Figure collection entries
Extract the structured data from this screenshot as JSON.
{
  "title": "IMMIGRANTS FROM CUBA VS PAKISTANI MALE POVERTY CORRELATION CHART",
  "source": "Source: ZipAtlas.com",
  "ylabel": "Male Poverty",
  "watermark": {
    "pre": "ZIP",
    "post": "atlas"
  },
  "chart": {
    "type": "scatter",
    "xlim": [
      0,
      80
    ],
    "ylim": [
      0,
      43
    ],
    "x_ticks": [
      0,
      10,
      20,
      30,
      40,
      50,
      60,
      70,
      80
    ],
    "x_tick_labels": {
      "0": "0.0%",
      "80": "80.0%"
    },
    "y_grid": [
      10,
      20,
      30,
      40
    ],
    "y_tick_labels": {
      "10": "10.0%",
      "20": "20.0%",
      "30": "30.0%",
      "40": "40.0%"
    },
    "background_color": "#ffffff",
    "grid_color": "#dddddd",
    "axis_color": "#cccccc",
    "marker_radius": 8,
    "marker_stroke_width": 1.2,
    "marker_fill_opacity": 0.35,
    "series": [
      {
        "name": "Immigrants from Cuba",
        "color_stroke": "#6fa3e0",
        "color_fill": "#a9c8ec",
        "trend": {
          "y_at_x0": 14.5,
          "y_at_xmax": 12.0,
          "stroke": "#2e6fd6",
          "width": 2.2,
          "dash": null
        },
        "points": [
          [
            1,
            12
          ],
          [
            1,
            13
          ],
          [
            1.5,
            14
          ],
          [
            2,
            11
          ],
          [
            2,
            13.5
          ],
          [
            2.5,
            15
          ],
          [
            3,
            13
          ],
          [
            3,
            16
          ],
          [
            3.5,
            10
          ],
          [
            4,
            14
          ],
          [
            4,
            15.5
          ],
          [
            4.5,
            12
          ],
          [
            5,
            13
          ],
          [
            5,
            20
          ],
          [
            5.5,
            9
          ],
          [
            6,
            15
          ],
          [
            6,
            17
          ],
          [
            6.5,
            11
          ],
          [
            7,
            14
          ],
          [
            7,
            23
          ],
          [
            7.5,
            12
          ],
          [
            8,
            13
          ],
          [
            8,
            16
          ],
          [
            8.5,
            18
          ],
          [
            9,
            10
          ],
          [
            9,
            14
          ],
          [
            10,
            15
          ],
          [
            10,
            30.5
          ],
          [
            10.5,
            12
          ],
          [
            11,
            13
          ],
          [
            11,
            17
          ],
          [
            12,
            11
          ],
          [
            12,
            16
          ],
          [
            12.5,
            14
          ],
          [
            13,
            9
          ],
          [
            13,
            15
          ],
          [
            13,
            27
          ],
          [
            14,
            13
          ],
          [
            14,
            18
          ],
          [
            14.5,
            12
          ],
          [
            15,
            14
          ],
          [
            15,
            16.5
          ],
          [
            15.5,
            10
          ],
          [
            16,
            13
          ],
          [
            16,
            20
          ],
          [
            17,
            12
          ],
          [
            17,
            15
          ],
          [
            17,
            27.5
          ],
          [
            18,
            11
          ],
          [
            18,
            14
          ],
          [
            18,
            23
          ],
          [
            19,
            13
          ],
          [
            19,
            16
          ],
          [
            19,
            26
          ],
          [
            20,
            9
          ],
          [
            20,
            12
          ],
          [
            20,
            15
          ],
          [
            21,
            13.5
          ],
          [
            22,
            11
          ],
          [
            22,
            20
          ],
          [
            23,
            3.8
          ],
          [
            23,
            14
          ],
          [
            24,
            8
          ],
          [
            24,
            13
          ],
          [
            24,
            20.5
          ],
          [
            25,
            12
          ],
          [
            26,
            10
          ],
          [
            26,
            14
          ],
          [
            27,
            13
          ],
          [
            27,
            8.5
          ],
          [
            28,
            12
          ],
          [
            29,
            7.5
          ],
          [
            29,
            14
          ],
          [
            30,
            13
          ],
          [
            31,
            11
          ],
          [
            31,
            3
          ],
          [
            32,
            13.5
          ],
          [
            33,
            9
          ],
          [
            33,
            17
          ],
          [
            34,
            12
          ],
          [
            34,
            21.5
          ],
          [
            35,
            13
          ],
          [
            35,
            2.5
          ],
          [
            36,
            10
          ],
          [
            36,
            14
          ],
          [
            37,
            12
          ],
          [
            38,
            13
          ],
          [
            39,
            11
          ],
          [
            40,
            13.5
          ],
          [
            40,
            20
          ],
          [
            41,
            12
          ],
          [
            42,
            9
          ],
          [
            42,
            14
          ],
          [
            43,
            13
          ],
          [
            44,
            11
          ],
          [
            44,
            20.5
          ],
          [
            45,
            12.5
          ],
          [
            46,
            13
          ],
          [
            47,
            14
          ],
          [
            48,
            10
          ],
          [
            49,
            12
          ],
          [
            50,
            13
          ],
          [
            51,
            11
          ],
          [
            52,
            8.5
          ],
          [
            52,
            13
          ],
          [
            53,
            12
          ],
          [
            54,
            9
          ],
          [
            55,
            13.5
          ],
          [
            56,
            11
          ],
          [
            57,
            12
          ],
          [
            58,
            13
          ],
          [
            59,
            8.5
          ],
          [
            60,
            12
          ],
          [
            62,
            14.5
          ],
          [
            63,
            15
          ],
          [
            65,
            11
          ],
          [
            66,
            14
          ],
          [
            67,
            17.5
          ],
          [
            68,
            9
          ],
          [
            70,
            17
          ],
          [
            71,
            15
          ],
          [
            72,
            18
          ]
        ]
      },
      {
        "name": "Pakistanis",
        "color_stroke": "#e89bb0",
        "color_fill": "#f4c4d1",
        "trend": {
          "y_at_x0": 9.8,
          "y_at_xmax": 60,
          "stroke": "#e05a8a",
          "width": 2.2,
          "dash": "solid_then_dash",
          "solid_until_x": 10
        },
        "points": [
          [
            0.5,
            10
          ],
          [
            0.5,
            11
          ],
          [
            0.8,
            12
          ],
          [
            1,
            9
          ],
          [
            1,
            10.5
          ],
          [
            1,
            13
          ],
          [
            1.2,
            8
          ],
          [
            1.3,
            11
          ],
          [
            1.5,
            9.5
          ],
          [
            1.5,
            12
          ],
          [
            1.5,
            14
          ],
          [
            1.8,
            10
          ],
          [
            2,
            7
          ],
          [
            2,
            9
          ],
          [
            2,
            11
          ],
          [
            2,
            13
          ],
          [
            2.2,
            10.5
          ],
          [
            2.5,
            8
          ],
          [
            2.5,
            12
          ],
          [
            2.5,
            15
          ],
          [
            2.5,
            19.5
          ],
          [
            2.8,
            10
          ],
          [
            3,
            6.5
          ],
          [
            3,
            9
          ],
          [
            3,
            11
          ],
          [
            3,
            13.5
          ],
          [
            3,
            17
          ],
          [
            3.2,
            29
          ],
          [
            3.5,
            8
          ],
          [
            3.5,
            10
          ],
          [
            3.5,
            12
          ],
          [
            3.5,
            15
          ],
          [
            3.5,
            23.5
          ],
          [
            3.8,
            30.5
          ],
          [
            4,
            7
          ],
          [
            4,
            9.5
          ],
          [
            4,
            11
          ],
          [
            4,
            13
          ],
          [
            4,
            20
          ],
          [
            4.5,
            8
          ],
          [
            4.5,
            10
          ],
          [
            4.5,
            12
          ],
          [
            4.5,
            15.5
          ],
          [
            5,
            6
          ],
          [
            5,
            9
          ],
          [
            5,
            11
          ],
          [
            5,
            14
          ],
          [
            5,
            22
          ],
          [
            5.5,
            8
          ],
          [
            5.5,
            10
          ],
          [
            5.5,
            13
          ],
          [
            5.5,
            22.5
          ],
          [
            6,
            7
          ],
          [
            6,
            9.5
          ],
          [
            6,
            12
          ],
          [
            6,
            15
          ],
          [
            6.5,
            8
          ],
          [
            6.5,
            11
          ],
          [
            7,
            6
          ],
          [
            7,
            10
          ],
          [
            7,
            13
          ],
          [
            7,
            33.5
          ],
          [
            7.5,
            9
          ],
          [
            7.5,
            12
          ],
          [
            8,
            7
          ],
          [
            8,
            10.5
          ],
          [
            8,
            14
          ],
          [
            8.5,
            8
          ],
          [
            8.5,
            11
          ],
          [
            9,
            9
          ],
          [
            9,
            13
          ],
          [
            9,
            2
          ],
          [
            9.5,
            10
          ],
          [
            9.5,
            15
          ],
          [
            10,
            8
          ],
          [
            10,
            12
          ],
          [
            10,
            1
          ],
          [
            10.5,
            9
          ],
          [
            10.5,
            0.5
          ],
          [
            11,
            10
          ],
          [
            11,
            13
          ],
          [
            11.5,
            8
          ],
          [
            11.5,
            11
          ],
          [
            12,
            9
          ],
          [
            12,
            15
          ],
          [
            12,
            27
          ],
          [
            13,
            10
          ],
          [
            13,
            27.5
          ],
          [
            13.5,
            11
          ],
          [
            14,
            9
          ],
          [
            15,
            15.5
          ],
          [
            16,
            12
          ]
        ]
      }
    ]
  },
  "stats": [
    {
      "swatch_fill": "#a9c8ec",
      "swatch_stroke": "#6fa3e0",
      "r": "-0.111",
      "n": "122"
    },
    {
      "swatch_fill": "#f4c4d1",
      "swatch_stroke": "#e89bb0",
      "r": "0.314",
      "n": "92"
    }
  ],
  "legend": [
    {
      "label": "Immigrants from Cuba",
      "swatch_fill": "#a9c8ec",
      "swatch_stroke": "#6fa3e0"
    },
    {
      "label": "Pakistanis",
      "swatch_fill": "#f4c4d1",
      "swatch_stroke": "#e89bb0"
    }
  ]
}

--- Instructions to follow ---
Lines containing the word "name" are to be counted in the listing; state their number alone.

--- Task solution ---
2